▶ Exercise inputs
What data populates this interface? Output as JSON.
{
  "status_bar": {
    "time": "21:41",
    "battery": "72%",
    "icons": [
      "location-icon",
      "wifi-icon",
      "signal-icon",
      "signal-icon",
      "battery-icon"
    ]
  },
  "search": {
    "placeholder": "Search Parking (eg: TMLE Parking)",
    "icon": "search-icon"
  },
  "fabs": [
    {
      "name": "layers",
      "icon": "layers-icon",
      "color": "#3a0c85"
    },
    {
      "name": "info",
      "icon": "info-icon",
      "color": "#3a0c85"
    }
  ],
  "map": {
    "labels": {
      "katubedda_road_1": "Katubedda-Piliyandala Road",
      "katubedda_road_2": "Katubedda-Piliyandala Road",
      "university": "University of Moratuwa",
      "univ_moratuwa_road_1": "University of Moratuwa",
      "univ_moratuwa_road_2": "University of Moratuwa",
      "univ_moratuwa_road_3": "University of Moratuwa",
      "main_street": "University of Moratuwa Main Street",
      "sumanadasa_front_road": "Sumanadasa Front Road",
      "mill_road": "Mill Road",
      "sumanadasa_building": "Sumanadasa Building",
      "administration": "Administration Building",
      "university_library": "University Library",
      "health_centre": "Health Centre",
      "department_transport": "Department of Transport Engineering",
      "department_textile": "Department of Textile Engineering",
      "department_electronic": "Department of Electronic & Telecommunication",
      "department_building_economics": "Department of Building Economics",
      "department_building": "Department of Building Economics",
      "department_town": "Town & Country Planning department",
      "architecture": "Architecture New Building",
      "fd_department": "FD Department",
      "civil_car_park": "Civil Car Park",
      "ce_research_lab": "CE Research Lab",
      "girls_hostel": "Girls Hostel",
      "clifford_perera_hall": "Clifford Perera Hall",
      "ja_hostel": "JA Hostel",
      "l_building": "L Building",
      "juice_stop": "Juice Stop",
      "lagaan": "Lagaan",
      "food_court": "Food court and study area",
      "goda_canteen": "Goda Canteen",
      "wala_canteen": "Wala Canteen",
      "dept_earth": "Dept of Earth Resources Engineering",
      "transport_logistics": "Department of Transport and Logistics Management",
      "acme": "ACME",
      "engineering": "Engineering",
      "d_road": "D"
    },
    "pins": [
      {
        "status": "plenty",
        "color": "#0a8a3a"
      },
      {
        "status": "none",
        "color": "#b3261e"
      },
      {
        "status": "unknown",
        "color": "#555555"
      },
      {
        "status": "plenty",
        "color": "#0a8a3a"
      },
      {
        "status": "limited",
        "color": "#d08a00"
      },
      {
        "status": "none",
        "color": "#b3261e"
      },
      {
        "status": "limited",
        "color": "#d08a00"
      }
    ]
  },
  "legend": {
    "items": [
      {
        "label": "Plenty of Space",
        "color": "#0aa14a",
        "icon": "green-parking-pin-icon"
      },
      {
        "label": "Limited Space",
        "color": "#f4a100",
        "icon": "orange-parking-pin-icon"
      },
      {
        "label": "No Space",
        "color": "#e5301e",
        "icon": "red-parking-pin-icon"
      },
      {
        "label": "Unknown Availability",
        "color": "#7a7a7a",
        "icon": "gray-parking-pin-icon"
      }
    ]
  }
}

▶ What this task involves
Can you reproduce all the material exactly?

▶ Output for this task
What data populates this interface? Output as JSON.
{
  "status_bar": {
    "time": "21:41",
    "battery": "72%",
    "icons": [
      "location-icon",
      "wifi-icon",
      "signal-icon",
      "signal-icon",
      "battery-icon"
    ]
  },
  "search": {
    "placeholder": "Search Parking (eg: TMLE Parking)",
    "icon": "search-icon"
  },
  "fabs": [
    {
      "name": "layers",
      "icon": "layers-icon",
      "color": "#3a0c85"
    },
    {
      "name": "info",
      "icon": "info-icon",
      "color": "#3a0c85"
    }
  ],
  "map": {
    "labels": {
      "katubedda_road_1": "Katubedda-Piliyandala Road",
      "katubedda_road_2": "Katubedda-Piliyandala Road",
      "university": "University of Moratuwa",
      "univ_moratuwa_road_1": "University of Moratuwa",
      "univ_moratuwa_road_2": "University of Moratuwa",
      "univ_moratuwa_road_3": "University of Moratuwa",
      "main_street": "University of Moratuwa Main Street",
      "sumanadasa_front_road": "Sumanadasa Front Road",
      "mill_road": "Mill Road",
      "sumanadasa_building": "Sumanadasa Building",
      "administration": "Administration Building",
      "university_library": "University Library",
      "health_centre": "Health Centre",
      "department_transport": "Department of Transport Engineering",
      "department_textile": "Department of Textile Engineering",
      "department_electronic": "Department of Electronic & Telecommunication",
      "department_building_economics": "Department of Building Economics",
      "department_building": "Department of Building Economics",
      "department_town": "Town & Country Planning department",
      "architecture": "Architecture New Building",
      "fd_department": "FD Department",
      "civil_car_park": "Civil Car Park",
      "ce_research_lab": "CE Research Lab",
      "girls_hostel": "Girls Hostel",
      "clifford_perera_hall": "Clifford Perera Hall",
      "ja_hostel": "JA Hostel",
      "l_building": "L Building",
      "juice_stop": "Juice Stop",
      "lagaan": "Lagaan",
      "food_court": "Food court and study area",
      "goda_canteen": "Goda Canteen",
      "wala_canteen": "Wala Canteen",
      "dept_earth": "Dept of Earth Resources Engineering",
      "transport_logistics": "Department of Transport and Logistics Management",
      "acme": "ACME",
      "engineering": "Engineering",
      "d_road": "D"
    },
    "pins": [
      {
        "status": "plenty",
        "color": "#0a8a3a"
      },
      {
        "status": "none",
        "color": "#b3261e"
      },
      {
        "status": "unknown",
        "color": "#555555"
      },
      {
        "status": "plenty",
        "color": "#0a8a3a"
      },
      {
        "status": "limited",
        "color": "#d08a00"
      },
      {
        "status": "none",
        "color": "#b3261e"
      },
      {
        "status": "limited",
        "color": "#d08a00"
      }
    ]
  },
  "legend": {
    "items": [
      {
        "label": "Plenty of Space",
        "color": "#0aa14a",
        "icon": "green-parking-pin-icon"
      },
      {
        "label": "Limited Space",
        "color": "#f4a100",
        "icon": "orange-parking-pin-icon"
      },
      {
        "label": "No Space",
        "color": "#e5301e",
        "icon": "red-parking-pin-icon"
      },
      {
        "label": "Unknown Availability",
        "color": "#7a7a7a",
        "icon": "gray-parking-pin-icon"
      }
    ]
  }
}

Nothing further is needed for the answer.